Which lines hold the word "type"? Show each of them.

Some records
▼▼▼

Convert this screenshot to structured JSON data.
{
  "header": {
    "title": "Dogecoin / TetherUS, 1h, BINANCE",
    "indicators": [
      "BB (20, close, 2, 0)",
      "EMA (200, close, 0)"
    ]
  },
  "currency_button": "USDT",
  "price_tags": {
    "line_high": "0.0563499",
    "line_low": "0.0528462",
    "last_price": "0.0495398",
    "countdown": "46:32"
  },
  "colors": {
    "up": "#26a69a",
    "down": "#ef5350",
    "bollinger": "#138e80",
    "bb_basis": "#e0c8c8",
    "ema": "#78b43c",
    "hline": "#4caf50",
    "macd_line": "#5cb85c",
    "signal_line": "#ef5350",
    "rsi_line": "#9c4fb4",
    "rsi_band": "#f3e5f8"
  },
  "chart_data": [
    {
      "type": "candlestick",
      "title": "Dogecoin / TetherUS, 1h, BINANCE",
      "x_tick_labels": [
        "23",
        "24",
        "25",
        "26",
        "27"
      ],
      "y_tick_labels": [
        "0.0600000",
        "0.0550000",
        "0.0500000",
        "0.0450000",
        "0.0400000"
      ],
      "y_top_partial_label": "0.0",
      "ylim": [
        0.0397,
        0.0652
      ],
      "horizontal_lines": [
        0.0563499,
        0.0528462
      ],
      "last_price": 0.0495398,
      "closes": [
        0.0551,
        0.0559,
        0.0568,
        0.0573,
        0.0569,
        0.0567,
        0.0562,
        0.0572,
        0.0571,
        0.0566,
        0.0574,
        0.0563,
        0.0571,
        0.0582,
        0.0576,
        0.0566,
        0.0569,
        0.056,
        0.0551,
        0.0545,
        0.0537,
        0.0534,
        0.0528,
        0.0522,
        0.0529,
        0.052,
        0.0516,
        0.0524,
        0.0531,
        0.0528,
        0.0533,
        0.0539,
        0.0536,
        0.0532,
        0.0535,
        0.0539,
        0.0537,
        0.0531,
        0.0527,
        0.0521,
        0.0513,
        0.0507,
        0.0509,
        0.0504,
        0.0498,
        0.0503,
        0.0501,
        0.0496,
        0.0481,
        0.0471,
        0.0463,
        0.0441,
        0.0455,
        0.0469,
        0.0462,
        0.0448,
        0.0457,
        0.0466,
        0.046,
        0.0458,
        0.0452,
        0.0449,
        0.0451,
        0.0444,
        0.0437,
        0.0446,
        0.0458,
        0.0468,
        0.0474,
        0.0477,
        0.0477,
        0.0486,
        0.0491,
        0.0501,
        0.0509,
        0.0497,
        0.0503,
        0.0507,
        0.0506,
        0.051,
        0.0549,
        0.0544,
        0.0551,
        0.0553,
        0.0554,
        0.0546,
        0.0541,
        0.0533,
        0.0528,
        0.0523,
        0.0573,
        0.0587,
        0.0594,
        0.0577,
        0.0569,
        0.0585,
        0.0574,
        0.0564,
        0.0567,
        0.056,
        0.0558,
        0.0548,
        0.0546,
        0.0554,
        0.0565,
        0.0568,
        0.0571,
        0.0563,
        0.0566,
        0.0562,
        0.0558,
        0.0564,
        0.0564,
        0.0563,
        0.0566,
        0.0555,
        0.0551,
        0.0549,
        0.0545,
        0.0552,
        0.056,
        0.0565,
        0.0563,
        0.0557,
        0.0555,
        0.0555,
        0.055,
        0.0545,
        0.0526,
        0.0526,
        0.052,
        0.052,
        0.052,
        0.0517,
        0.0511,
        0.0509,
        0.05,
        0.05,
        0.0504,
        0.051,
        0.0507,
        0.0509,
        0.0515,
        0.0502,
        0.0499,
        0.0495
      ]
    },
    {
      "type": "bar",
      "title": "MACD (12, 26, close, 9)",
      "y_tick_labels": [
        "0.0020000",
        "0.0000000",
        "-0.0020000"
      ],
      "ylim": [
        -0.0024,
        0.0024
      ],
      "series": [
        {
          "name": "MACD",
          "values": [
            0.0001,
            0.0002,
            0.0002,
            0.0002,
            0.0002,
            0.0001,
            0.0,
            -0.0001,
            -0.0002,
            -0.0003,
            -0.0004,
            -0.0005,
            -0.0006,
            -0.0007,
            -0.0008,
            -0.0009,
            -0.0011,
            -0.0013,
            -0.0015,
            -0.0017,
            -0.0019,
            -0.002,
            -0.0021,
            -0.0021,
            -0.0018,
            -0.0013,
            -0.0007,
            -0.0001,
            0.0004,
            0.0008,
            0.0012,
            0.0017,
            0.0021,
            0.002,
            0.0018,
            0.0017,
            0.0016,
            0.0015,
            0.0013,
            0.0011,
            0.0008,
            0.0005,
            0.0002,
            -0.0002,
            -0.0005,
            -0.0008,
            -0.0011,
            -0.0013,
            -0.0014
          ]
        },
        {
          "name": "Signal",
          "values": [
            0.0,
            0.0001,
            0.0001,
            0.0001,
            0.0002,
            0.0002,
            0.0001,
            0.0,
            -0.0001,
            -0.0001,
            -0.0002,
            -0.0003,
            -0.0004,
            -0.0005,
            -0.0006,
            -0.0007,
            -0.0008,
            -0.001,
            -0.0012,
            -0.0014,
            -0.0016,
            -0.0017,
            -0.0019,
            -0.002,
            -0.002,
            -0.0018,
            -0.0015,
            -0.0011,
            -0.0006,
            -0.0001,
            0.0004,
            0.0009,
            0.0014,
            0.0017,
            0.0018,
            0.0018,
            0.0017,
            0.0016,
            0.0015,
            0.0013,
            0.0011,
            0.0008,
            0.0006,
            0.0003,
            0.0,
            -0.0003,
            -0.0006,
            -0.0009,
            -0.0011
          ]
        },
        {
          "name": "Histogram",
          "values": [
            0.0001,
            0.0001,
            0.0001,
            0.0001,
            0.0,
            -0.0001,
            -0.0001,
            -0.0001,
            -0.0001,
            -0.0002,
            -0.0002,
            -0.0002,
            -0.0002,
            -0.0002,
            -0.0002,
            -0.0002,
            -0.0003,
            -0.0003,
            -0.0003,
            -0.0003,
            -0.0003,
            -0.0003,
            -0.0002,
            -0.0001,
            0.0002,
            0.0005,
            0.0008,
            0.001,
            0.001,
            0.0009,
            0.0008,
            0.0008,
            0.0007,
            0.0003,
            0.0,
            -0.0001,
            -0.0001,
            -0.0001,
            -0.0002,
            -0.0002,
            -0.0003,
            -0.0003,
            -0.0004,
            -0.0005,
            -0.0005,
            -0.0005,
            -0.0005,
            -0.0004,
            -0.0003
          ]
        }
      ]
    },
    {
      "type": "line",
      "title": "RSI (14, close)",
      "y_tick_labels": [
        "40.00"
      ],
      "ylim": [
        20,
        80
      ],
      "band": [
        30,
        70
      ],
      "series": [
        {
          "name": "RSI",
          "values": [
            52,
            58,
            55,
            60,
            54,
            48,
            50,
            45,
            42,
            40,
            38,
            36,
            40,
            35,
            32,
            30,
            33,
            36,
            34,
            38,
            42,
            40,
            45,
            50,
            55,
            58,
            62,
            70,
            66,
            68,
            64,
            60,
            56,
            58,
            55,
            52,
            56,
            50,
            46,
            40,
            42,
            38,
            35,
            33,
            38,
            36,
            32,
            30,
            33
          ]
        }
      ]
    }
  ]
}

▲▲▲

The answer:
      "type": "candlestick",
      "type": "bar",
      "type": "line",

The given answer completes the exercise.